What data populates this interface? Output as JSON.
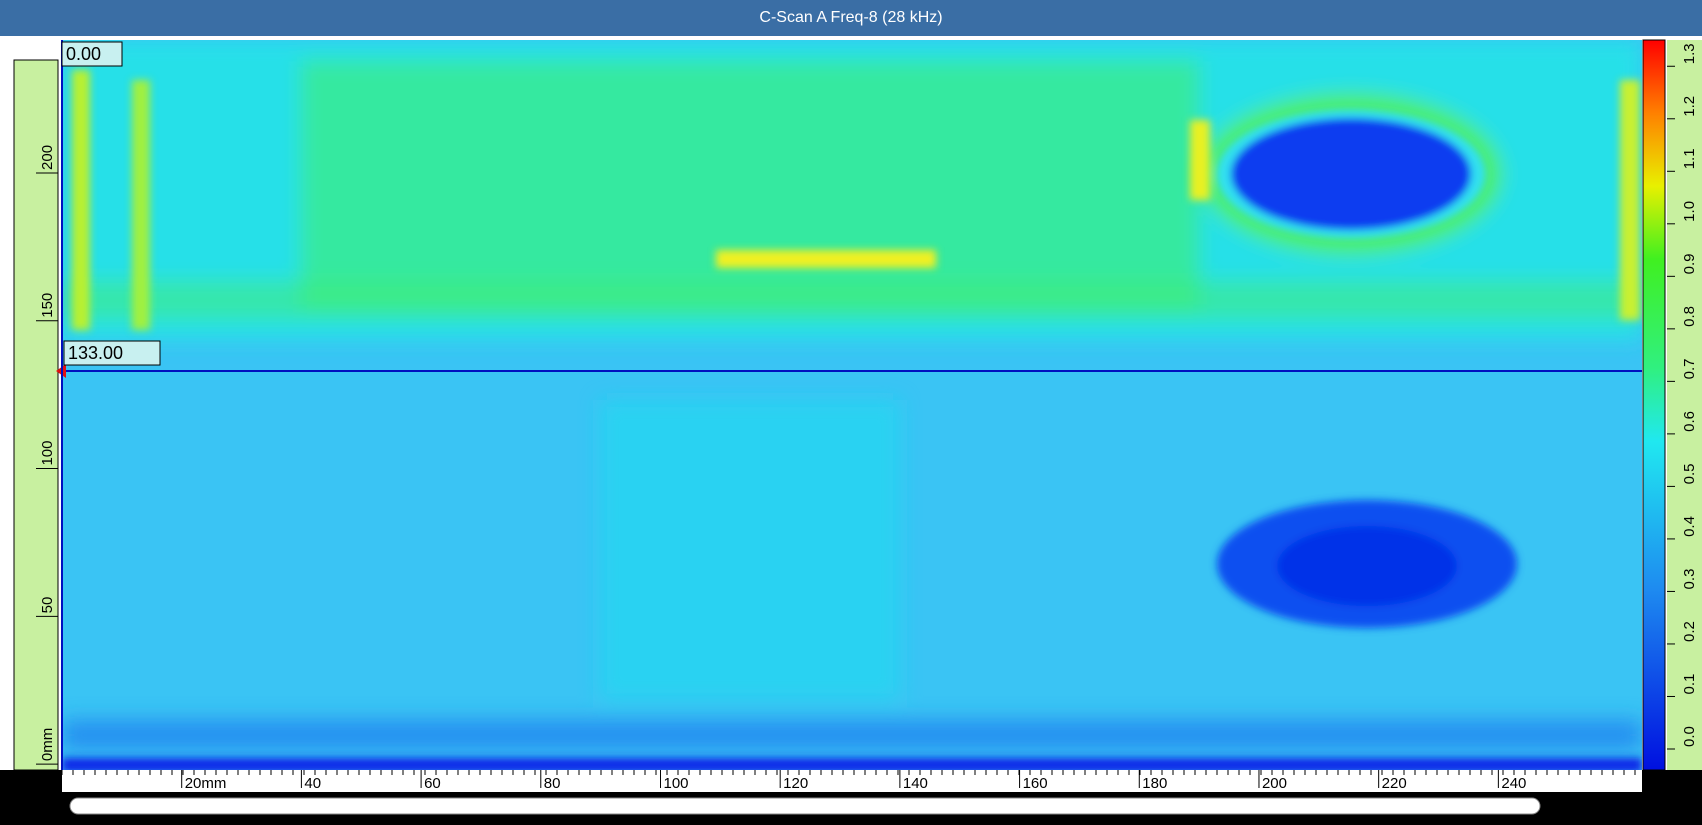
{
  "window": {
    "title": "C-Scan A Freq-8 (28 kHz)"
  },
  "scan": {
    "xlim": [
      0,
      264
    ],
    "xticks": [
      {
        "value": 20,
        "label": "20mm"
      },
      40,
      60,
      80,
      100,
      120,
      140,
      160,
      180,
      200,
      220,
      240
    ],
    "ylim": [
      -2,
      245
    ],
    "yticks": [
      {
        "value": 0,
        "label": "0mm"
      },
      50,
      100,
      150,
      200
    ],
    "cursor_x": {
      "value": 0,
      "label": "0.00"
    },
    "cursor_y": {
      "value": 133,
      "label": "133.00"
    },
    "color_scale": {
      "lim": [
        -0.04,
        1.35
      ],
      "ticks": [
        {
          "value": 0,
          "label": "0.0"
        },
        0.1,
        0.2,
        0.3,
        0.4,
        0.5,
        0.6,
        0.7,
        0.8,
        0.9,
        {
          "value": 1,
          "label": "1.0"
        },
        1.1,
        1.2,
        1.3
      ]
    }
  }
}
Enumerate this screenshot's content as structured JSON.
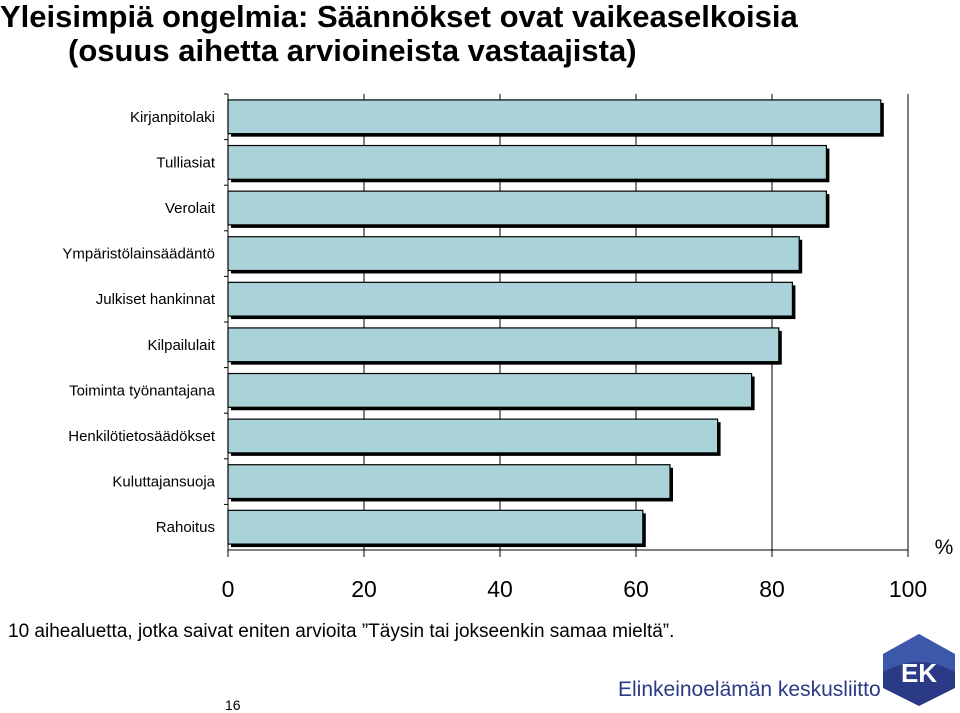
{
  "title": {
    "line1": "Yleisimpiä ongelmia: Säännökset ovat vaikeaselkoisia",
    "line2": "(osuus aihetta arvioineista vastaajista)"
  },
  "chart_data": {
    "type": "bar",
    "orientation": "horizontal",
    "categories": [
      "Kirjanpitolaki",
      "Tulliasiat",
      "Verolait",
      "Ympäristölainsäädäntö",
      "Julkiset hankinnat",
      "Kilpailulait",
      "Toiminta työnantajana",
      "Henkilötietosäädökset",
      "Kuluttajansuoja",
      "Rahoitus"
    ],
    "values": [
      96,
      88,
      88,
      84,
      83,
      81,
      77,
      72,
      65,
      61
    ],
    "xlim": [
      0,
      100
    ],
    "xticks": [
      "0",
      "20",
      "40",
      "60",
      "80",
      "100"
    ],
    "xlabel": "%",
    "bar_color": "#a9d3d8",
    "bar_edge_color": "#000000"
  },
  "footnote": "10 aihealuetta, jotka saivat eniten arvioita ”Täysin tai jokseenkin samaa mieltä”.",
  "page_number": "16",
  "brand": {
    "name": "Elinkeinoelämän keskusliitto",
    "logo_text": "EK",
    "color": "#2a3a86"
  }
}
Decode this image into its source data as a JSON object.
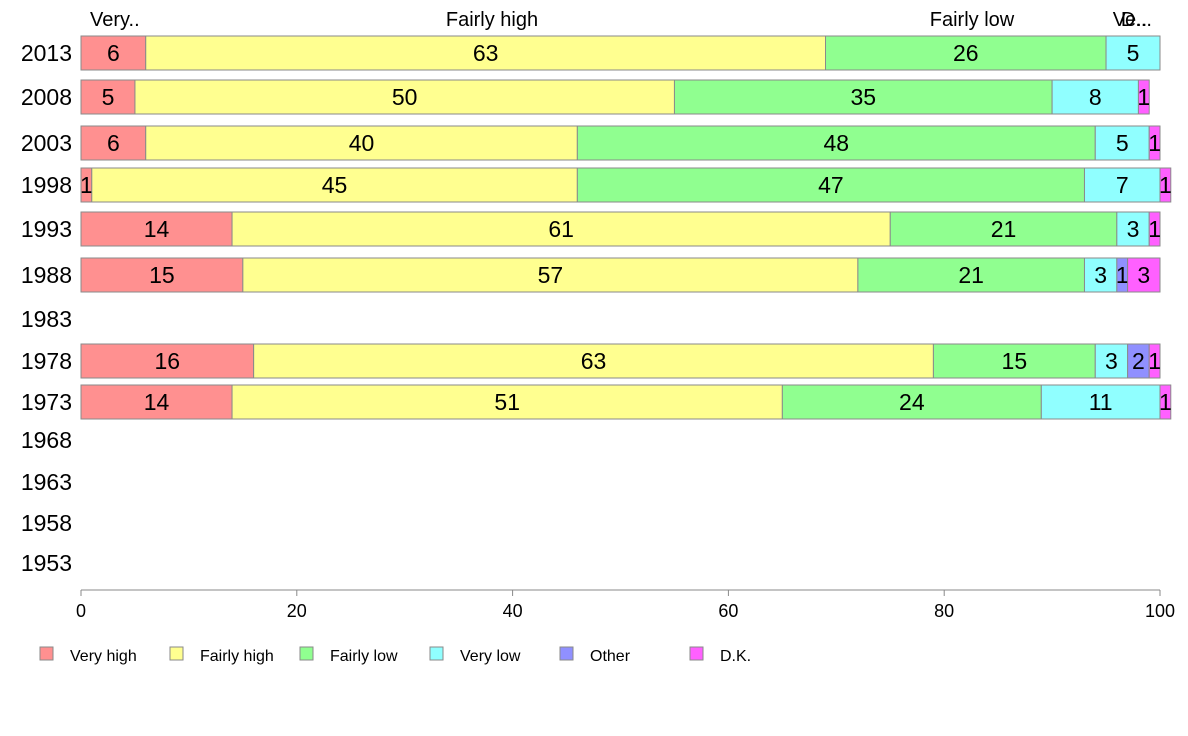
{
  "chart_data": {
    "type": "bar",
    "orientation": "horizontal",
    "stacked": true,
    "xlim": [
      0,
      100
    ],
    "x_ticks": [
      0,
      20,
      40,
      60,
      80,
      100
    ],
    "grid": false,
    "legend_position": "bottom",
    "categories": [
      "2013",
      "2008",
      "2003",
      "1998",
      "1993",
      "1988",
      "1983",
      "1978",
      "1973",
      "1968",
      "1963",
      "1958",
      "1953"
    ],
    "top_labels": [
      "Very..",
      "Fairly high",
      "Fairly low",
      "Ve..",
      "D..."
    ],
    "series": [
      {
        "name": "Very high",
        "color": "#ff9090",
        "values": [
          6,
          5,
          6,
          1,
          14,
          15,
          null,
          16,
          14,
          null,
          null,
          null,
          null
        ]
      },
      {
        "name": "Fairly high",
        "color": "#ffff90",
        "values": [
          63,
          50,
          40,
          45,
          61,
          57,
          null,
          63,
          51,
          null,
          null,
          null,
          null
        ]
      },
      {
        "name": "Fairly low",
        "color": "#90ff90",
        "values": [
          26,
          35,
          48,
          47,
          21,
          21,
          null,
          15,
          24,
          null,
          null,
          null,
          null
        ]
      },
      {
        "name": "Very low",
        "color": "#90ffff",
        "values": [
          5,
          8,
          5,
          7,
          3,
          3,
          null,
          3,
          11,
          null,
          null,
          null,
          null
        ]
      },
      {
        "name": "Other",
        "color": "#9090ff",
        "values": [
          0,
          0,
          0,
          0,
          0,
          1,
          null,
          2,
          0,
          null,
          null,
          null,
          null
        ]
      },
      {
        "name": "D.K.",
        "color": "#ff60ff",
        "values": [
          0,
          1,
          1,
          1,
          1,
          3,
          null,
          1,
          1,
          null,
          null,
          null,
          null
        ]
      }
    ]
  }
}
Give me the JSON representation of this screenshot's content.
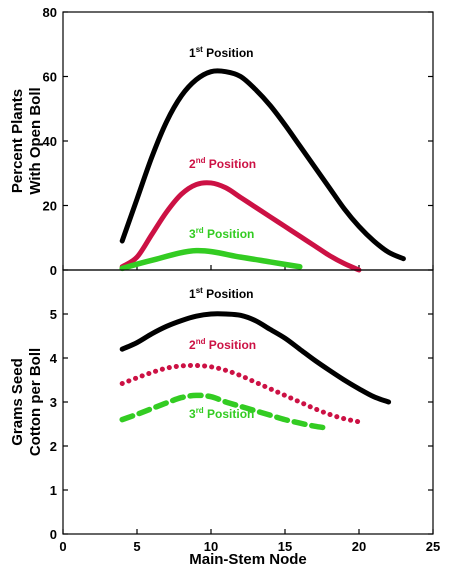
{
  "chart_data": [
    {
      "type": "line",
      "ylabel_lines": [
        "Percent Plants",
        "With Open Boll"
      ],
      "xlim": [
        0,
        25
      ],
      "ylim": [
        0,
        80
      ],
      "y_ticks": [
        0,
        20,
        40,
        60,
        80
      ],
      "series": [
        {
          "name": "1st Position",
          "name_parts": [
            "1",
            "st",
            " Position"
          ],
          "color": "#000000",
          "dash": "solid",
          "x": [
            4,
            5,
            6,
            7,
            8,
            9,
            10,
            11,
            12,
            13,
            14,
            15,
            16,
            17,
            18,
            19,
            20,
            21,
            22,
            23
          ],
          "y": [
            9,
            22,
            35,
            46,
            54,
            59,
            61.5,
            61.5,
            60,
            56,
            51,
            45,
            38.5,
            32,
            25.5,
            19,
            13.5,
            9,
            5.5,
            3.5
          ]
        },
        {
          "name": "2nd Position",
          "name_parts": [
            "2",
            "nd",
            " Position"
          ],
          "color": "#cc1144",
          "dash": "solid",
          "x": [
            4,
            5,
            6,
            7,
            8,
            9,
            10,
            11,
            12,
            13,
            14,
            15,
            16,
            17,
            18,
            19,
            20
          ],
          "y": [
            1,
            4,
            11,
            18,
            23.5,
            26.5,
            27,
            25.5,
            22.5,
            19.5,
            16.5,
            13.5,
            10.5,
            7.5,
            4.5,
            2,
            0
          ]
        },
        {
          "name": "3rd Position",
          "name_parts": [
            "3",
            "rd",
            " Position"
          ],
          "color": "#33cc22",
          "dash": "solid",
          "x": [
            4,
            6,
            9,
            12,
            14,
            16
          ],
          "y": [
            0.5,
            3,
            6,
            4,
            2.5,
            1
          ]
        }
      ]
    },
    {
      "type": "line",
      "xlabel": "Main-Stem Node",
      "ylabel_lines": [
        "Grams Seed",
        "Cotton per Boll"
      ],
      "xlim": [
        0,
        25
      ],
      "ylim": [
        0,
        6
      ],
      "x_ticks": [
        0,
        5,
        10,
        15,
        20,
        25
      ],
      "y_ticks": [
        0,
        1,
        2,
        3,
        4,
        5
      ],
      "series": [
        {
          "name": "1st Position",
          "name_parts": [
            "1",
            "st",
            " Position"
          ],
          "color": "#000000",
          "dash": "solid",
          "x": [
            4,
            5,
            6,
            7,
            8,
            9,
            10,
            11,
            12,
            13,
            14,
            15,
            16,
            17,
            18,
            19,
            20,
            21,
            22
          ],
          "y": [
            4.2,
            4.35,
            4.55,
            4.72,
            4.85,
            4.95,
            5.0,
            5.0,
            4.97,
            4.85,
            4.65,
            4.45,
            4.2,
            3.95,
            3.72,
            3.5,
            3.3,
            3.12,
            3.0
          ]
        },
        {
          "name": "2nd Position",
          "name_parts": [
            "2",
            "nd",
            " Position"
          ],
          "color": "#cc1144",
          "dash": "dotted",
          "x": [
            4,
            5,
            6,
            7,
            8,
            9,
            10,
            11,
            12,
            13,
            14,
            15,
            16,
            17,
            18,
            19,
            20
          ],
          "y": [
            3.42,
            3.55,
            3.67,
            3.77,
            3.82,
            3.83,
            3.8,
            3.72,
            3.6,
            3.45,
            3.3,
            3.15,
            3.0,
            2.85,
            2.72,
            2.62,
            2.55
          ]
        },
        {
          "name": "3rd Position",
          "name_parts": [
            "3",
            "rd",
            " Position"
          ],
          "color": "#33cc22",
          "dash": "dashed",
          "x": [
            4,
            5,
            6,
            7,
            8,
            9,
            10,
            11,
            12,
            13,
            14,
            15,
            16,
            17,
            18
          ],
          "y": [
            2.6,
            2.72,
            2.85,
            2.98,
            3.1,
            3.15,
            3.12,
            3.0,
            2.9,
            2.8,
            2.7,
            2.6,
            2.52,
            2.45,
            2.4
          ]
        }
      ]
    }
  ]
}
--------------------------------
> **EXERCISE BRIEF**:
Of the lines above, how many contain the string "screenshot"? Only the number is required.

> **FULL RESPONSE**:
2